Exercise brief
Note each line where "calculation" appears, and copy it.

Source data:
┄┄┄┄┄┄┄┄┄┄┄┄┄┄┄┄┄┄┄┄

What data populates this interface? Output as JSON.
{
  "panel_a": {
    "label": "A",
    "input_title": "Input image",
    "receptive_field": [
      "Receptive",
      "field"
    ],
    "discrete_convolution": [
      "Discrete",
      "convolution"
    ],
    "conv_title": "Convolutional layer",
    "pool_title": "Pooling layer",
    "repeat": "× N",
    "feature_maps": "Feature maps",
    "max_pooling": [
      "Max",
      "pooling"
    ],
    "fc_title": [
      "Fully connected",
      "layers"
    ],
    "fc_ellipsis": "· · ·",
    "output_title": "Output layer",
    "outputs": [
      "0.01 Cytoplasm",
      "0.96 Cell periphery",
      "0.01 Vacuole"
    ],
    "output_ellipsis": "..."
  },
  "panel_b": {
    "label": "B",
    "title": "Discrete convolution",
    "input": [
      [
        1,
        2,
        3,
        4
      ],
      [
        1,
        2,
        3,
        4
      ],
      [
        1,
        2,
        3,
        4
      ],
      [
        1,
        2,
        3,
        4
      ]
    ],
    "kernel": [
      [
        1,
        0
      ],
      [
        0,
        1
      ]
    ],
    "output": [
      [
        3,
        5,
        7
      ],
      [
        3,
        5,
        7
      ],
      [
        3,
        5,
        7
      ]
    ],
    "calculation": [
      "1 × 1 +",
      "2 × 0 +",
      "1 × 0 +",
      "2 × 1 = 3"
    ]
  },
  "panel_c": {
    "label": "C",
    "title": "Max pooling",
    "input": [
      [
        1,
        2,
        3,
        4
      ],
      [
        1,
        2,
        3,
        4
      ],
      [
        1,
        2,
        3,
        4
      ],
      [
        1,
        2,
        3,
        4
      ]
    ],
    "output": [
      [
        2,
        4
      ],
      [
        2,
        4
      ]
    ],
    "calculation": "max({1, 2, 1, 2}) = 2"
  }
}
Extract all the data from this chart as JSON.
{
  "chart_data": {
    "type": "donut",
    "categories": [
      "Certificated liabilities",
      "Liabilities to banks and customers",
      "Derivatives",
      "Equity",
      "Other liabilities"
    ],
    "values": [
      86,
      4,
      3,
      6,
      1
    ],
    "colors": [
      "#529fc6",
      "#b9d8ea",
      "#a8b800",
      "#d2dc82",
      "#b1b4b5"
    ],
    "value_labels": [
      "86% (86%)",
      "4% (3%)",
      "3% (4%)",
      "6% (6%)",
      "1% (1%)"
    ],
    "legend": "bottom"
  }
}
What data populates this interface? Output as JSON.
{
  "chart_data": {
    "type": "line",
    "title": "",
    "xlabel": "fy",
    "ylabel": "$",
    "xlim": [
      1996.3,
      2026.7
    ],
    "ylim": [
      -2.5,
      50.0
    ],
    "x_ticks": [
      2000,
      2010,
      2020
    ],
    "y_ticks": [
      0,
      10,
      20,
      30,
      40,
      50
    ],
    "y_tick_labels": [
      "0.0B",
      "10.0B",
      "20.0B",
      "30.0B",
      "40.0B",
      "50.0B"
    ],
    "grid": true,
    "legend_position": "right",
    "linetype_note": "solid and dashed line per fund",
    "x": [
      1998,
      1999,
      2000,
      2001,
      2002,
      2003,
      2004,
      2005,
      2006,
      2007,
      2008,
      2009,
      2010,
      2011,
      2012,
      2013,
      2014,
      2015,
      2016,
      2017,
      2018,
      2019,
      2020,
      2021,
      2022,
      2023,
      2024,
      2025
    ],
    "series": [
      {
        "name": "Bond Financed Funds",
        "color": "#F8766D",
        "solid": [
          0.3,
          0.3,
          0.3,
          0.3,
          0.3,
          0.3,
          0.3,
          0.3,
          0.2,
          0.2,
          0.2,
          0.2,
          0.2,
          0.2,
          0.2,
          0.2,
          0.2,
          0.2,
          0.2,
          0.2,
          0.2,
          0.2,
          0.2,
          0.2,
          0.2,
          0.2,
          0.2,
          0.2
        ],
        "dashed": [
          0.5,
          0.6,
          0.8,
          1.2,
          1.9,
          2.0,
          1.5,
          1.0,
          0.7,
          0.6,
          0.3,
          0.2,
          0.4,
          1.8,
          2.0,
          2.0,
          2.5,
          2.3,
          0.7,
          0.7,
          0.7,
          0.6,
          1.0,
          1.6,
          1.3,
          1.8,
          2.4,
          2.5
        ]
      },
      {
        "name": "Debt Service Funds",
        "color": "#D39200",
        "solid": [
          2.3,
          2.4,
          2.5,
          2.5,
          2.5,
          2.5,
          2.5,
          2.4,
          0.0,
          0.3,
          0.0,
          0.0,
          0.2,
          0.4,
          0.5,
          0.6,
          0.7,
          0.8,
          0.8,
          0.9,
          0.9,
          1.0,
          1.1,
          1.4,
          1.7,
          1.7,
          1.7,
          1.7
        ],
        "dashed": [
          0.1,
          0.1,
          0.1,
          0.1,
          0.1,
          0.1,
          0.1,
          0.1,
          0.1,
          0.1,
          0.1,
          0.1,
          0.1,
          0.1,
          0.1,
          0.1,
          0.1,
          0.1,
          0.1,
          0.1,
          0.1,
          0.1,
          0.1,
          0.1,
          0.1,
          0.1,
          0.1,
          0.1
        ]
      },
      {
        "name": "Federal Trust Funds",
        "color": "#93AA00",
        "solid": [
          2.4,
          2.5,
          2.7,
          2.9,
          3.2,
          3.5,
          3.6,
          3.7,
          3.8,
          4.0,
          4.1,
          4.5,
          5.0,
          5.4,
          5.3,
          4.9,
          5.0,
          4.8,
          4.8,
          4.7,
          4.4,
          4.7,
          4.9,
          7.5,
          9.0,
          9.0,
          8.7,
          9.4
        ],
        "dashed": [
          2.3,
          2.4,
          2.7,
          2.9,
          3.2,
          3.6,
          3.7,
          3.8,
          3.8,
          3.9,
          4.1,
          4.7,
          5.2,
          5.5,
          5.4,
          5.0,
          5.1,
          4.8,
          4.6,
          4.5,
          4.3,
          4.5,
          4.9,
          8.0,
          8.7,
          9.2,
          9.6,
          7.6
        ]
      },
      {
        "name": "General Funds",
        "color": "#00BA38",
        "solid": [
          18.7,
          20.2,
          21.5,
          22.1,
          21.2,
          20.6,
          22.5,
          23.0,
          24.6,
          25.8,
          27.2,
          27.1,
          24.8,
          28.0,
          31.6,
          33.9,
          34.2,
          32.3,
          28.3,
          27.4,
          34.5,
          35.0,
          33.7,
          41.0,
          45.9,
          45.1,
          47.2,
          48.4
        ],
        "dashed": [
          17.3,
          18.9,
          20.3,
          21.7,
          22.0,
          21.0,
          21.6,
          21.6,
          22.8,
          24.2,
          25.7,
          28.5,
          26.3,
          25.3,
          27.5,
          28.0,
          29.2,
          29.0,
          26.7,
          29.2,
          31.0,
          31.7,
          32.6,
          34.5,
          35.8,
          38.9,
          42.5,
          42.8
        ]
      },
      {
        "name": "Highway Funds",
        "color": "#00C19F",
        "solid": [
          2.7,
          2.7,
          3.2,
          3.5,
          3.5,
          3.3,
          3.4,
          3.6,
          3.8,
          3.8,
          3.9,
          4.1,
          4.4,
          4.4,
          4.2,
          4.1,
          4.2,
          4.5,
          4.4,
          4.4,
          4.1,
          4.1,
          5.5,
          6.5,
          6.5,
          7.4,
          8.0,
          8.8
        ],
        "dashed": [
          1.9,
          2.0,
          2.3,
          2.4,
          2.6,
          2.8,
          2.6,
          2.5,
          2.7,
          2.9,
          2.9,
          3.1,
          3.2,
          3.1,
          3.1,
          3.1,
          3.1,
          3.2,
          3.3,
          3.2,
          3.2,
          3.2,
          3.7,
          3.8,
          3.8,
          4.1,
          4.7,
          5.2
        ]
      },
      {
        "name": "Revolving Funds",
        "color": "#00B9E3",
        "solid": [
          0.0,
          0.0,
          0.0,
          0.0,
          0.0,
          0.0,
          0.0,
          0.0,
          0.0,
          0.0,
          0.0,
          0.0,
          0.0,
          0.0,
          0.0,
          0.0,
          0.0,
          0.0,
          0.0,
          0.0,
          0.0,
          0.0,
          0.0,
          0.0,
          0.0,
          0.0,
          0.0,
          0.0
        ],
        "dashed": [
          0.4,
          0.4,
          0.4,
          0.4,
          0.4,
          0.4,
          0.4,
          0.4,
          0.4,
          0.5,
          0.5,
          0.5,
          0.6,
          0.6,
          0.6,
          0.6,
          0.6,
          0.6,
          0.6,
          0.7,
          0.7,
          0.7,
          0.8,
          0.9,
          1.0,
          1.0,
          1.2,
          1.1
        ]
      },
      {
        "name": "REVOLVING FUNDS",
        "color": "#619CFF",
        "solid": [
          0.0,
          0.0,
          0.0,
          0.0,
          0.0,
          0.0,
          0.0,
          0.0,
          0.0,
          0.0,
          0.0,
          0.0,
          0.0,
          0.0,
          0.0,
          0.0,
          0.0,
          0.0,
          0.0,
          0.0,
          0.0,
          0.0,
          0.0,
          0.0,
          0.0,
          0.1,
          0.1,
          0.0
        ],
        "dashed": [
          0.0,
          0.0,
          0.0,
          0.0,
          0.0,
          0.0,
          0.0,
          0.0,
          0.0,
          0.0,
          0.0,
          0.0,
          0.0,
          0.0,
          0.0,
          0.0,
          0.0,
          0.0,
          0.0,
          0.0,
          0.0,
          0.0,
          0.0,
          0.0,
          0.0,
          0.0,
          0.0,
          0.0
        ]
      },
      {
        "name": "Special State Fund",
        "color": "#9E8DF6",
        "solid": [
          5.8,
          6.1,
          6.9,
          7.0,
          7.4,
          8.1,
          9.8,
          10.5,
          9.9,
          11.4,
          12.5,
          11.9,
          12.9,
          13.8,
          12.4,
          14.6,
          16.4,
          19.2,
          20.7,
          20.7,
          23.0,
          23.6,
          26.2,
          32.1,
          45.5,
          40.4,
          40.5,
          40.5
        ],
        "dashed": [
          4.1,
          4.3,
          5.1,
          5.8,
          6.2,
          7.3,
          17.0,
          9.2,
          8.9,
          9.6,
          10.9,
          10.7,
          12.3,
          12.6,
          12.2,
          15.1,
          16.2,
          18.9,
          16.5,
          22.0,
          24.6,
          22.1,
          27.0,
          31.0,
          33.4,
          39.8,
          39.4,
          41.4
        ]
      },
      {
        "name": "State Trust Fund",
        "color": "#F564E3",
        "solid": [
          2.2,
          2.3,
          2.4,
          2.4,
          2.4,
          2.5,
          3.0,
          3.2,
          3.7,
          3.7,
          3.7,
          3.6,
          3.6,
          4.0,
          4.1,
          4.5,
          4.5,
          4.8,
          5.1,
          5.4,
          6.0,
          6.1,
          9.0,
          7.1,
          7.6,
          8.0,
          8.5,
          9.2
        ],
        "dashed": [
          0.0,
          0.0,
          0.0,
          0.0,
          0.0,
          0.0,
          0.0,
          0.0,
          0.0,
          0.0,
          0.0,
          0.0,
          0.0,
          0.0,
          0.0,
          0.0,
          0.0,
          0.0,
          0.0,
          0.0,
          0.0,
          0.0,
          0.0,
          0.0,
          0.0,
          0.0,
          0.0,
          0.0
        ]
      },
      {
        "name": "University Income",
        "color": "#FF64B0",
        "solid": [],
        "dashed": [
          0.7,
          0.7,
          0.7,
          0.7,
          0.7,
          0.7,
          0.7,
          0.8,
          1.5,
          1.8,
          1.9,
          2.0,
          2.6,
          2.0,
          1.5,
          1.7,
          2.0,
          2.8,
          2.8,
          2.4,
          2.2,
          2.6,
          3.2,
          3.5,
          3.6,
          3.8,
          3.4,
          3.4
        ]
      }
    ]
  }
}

┄┄┄┄┄┄┄┄┄┄┄┄┄┄┄┄┄┄┄┄

Answer to this problem
    "calculation": [
    "calculation": "max({1, 2, 1, 2}) = 2"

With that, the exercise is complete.